Group these fields into a type named (as a first suggestion) RichText, so that

{
  //...
  "caption": "123"
  "caption_entities": [...]
  "parse_mode": "HTML"
  //...
}

becomes

{
  //...
  "caption: {
    "text": "123",
    "entitites": [...]
    "parse_mode": "HTML"
  }
  //...
}

Note: I know that the example having both parse_mode and enities is incorrect, just didn't want to split it into two examples for each case.

Cons

  • As mentioned before, it's a breaking change. The old formats of course can be supported for some time. This is also a change to a very core feature of the API
  • More boilerplate nesting for simple cases (without formatting). This can be softened a bit by allowing a field caption in above example be of type RichText or String

Pros

  • Less duplicates in documentation and client-library code.

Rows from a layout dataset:
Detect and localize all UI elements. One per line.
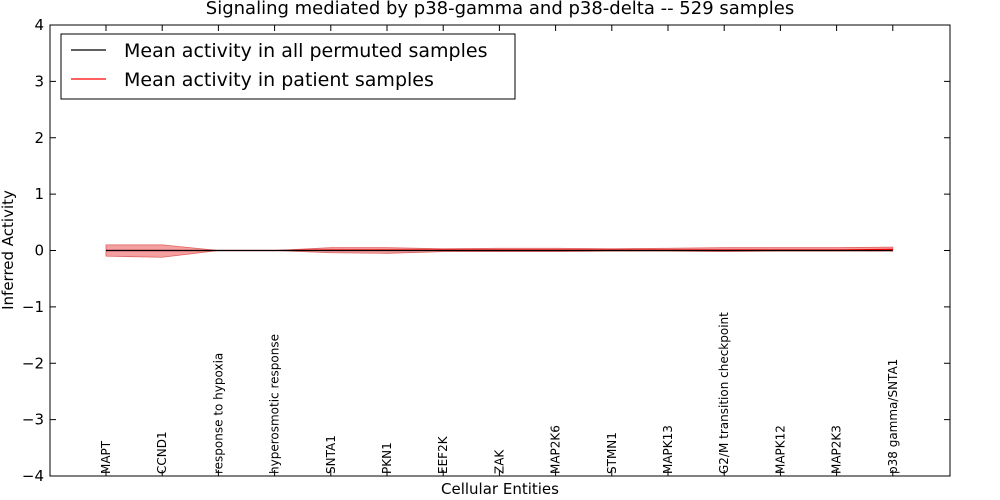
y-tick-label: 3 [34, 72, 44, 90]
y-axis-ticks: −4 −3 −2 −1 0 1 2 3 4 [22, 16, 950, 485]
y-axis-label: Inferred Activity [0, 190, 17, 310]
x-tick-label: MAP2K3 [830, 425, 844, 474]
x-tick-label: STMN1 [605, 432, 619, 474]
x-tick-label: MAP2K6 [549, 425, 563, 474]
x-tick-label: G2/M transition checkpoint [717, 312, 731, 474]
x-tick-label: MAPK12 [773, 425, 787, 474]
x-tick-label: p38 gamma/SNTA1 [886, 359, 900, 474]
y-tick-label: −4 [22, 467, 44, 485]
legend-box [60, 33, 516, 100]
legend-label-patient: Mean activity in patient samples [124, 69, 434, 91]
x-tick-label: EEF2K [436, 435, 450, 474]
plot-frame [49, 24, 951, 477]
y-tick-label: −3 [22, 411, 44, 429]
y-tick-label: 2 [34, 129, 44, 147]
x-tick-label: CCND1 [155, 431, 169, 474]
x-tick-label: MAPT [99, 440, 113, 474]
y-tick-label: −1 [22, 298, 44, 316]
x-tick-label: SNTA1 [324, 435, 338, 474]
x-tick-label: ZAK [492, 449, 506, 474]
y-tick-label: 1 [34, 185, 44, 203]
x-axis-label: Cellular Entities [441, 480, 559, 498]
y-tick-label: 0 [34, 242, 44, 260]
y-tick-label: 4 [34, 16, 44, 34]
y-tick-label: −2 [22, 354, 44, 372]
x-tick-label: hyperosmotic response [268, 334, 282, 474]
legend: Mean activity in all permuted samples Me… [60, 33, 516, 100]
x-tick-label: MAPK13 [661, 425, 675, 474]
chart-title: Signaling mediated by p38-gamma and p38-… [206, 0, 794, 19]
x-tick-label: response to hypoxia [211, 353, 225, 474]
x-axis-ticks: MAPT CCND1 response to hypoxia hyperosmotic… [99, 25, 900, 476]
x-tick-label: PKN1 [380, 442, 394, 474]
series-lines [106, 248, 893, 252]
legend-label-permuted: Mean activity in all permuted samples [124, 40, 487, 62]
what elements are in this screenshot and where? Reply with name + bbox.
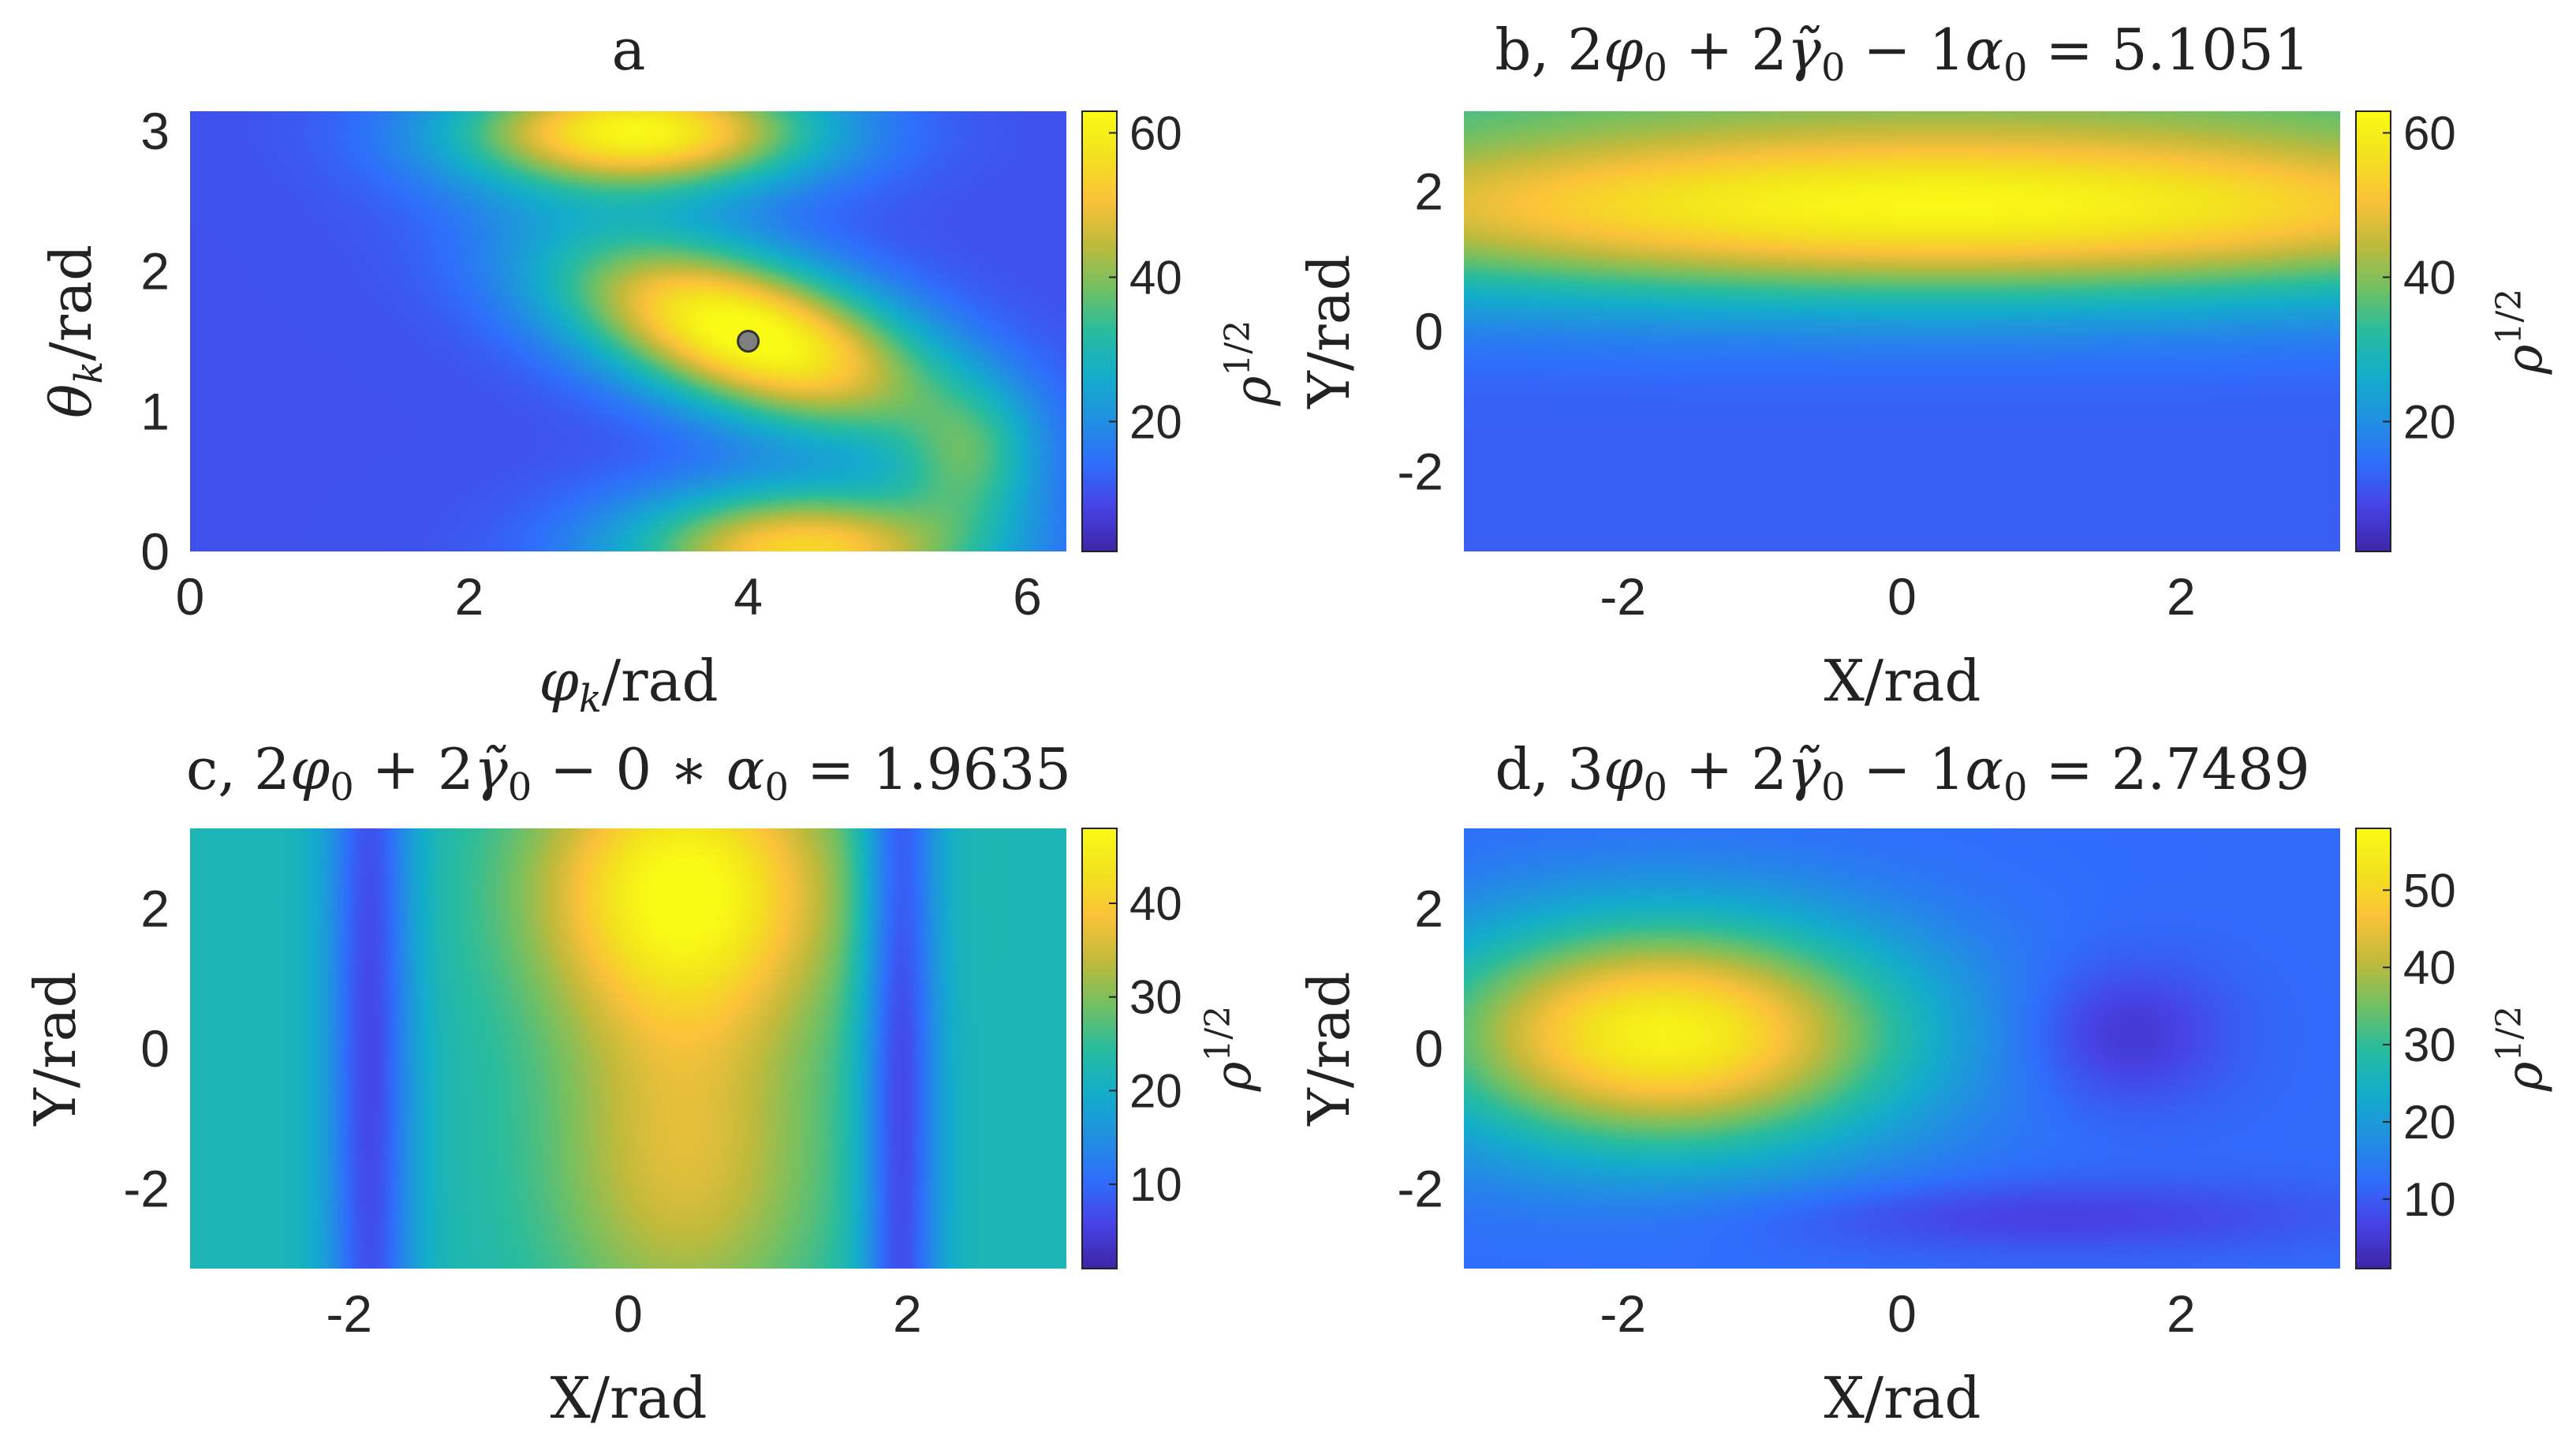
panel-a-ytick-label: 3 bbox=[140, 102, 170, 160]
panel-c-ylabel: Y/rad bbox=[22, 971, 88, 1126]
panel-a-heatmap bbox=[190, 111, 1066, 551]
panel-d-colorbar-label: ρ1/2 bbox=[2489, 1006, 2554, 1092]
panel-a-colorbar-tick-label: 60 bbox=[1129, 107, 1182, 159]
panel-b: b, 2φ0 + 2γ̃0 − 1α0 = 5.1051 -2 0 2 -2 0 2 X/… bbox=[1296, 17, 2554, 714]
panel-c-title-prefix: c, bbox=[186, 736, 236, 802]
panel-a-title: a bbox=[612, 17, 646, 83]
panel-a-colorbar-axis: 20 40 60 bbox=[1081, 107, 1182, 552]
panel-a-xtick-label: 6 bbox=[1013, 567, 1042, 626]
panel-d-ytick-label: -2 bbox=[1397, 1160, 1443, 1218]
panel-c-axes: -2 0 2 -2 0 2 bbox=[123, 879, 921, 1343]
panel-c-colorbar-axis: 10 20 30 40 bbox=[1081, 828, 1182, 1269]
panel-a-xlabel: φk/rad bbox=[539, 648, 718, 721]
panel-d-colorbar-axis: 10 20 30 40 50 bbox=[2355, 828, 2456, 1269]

**EXERCISES TO COMPLETE**
1. Based on the RichText proposal, decide whether each statement agrees with it. Answer yes or no for each, and quote the words of the proposal that settle it.
(a) The proposal concedes that the change would break existing compatibility.
(b) The proposal says the old formats would have to be dropped immediately.
(c) The proposal expects less duplication in documentation.
2. In the RichText proposal, what types could the caption field be allowed to have to soften the extra nesting?
3. Resume the RichText proposal from the end of its pros list.

**EXERCISE RESULTS**
1.
(a) Yes: "As mentioned before, it's a breaking change."
(b) No: "The old formats of course can be supported for some time."
(c) Yes: "Less duplicates in documentation and client-library code."

2. RichText or String.

3.
  • Client-library developers can provide type-safe means to produce this rich text and prevent library client form passing HTML text with Markdown parse mode. Nothing prevents library developers from doing so now, but in that case they're responsible for converting data from their input format to telegram-bot-api format which can cause bugs and also confusing for library clients (the more library API is aligned with Telegram API the better)

Additional concern: output rich text

Besides the method arguments, there are data returned as a response or update, which can also contain rich text. In that case there is always no parse_mode. This can be solved by splitting RichText into subtypes:

  • RichTextWithEntities
  • RichTextMarkdown
  • RichTextMarkdownV2
  • RichTextHTML

In this case, the input type would be RichText (or String?) and the output type would be RichTextWithEntities.

@levlam
Copy link
Contributor

levlam commented Feb 12, 2024

You correctly and precisely described consequences of that API change. I have nothing to disprove, but let me add some comments on the mentioned pros and cons.

As mentioned before, it's a breaking change. The old formats of course can be supported for some time. This is also a change to a very core feature of the API

This isn't an issue, given the old way will be supported forever and will be removed only from the documentation as happens with all Bot API changes.

More boilerplate nesting for simple cases (without formatting).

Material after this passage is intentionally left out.